→ **EXERCISE AIM**:
Below are entries. Pull out all lines containing "costs".

→ **Records excerpted from a collection**:
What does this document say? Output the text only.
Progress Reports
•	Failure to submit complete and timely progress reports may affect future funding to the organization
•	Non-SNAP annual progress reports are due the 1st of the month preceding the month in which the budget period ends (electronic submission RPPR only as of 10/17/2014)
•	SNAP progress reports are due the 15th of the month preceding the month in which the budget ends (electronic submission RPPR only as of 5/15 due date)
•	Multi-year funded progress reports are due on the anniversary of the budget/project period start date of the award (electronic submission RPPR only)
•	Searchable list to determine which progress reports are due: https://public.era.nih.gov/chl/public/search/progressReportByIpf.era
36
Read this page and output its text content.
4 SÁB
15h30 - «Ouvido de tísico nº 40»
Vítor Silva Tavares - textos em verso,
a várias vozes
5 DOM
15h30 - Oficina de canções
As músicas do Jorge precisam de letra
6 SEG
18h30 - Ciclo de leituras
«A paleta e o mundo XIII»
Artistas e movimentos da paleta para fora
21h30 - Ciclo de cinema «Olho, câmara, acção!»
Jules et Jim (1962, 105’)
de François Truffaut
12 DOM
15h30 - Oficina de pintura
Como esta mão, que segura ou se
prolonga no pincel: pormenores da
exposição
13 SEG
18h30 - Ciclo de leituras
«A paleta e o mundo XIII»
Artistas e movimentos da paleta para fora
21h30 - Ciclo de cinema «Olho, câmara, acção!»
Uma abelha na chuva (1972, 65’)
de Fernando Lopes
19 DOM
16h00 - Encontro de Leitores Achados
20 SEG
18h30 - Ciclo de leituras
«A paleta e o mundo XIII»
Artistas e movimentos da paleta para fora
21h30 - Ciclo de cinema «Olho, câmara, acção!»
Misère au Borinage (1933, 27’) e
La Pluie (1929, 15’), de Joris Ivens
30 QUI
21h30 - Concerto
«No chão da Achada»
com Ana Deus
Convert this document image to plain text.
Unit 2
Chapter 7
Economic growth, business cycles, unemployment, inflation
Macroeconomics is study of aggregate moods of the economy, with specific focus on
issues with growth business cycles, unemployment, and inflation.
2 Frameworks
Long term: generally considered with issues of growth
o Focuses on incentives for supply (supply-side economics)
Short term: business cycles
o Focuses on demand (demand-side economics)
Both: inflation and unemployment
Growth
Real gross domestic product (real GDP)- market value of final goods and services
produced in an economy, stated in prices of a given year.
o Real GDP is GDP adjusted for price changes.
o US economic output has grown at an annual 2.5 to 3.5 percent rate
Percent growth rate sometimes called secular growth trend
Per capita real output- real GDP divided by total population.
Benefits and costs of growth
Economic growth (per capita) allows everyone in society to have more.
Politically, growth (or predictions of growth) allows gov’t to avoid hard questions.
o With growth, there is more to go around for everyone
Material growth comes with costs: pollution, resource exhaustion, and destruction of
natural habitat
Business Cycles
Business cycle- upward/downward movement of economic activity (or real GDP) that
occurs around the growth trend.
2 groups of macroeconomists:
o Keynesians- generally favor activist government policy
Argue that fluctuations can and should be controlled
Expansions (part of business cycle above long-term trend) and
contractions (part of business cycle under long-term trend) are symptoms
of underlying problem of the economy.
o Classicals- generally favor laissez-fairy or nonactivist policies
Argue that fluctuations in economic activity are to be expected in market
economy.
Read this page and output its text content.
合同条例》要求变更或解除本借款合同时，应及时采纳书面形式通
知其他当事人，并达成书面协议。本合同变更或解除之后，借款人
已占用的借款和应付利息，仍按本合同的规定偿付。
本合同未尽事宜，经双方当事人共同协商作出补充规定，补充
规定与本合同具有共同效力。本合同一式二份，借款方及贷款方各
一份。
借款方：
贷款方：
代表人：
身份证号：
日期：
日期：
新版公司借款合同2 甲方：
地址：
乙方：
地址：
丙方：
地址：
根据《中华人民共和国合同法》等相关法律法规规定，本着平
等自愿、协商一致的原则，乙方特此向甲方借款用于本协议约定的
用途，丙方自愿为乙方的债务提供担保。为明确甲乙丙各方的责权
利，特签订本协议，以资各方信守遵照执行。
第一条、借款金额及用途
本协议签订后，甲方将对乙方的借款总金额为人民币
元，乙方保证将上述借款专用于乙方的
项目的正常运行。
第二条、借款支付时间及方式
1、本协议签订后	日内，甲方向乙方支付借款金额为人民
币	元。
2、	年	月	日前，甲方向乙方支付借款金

→ **SOLVED EXERCISE**:
Benefits and costs of growth
Material growth comes with costs: pollution, resource exhaustion, and destruction of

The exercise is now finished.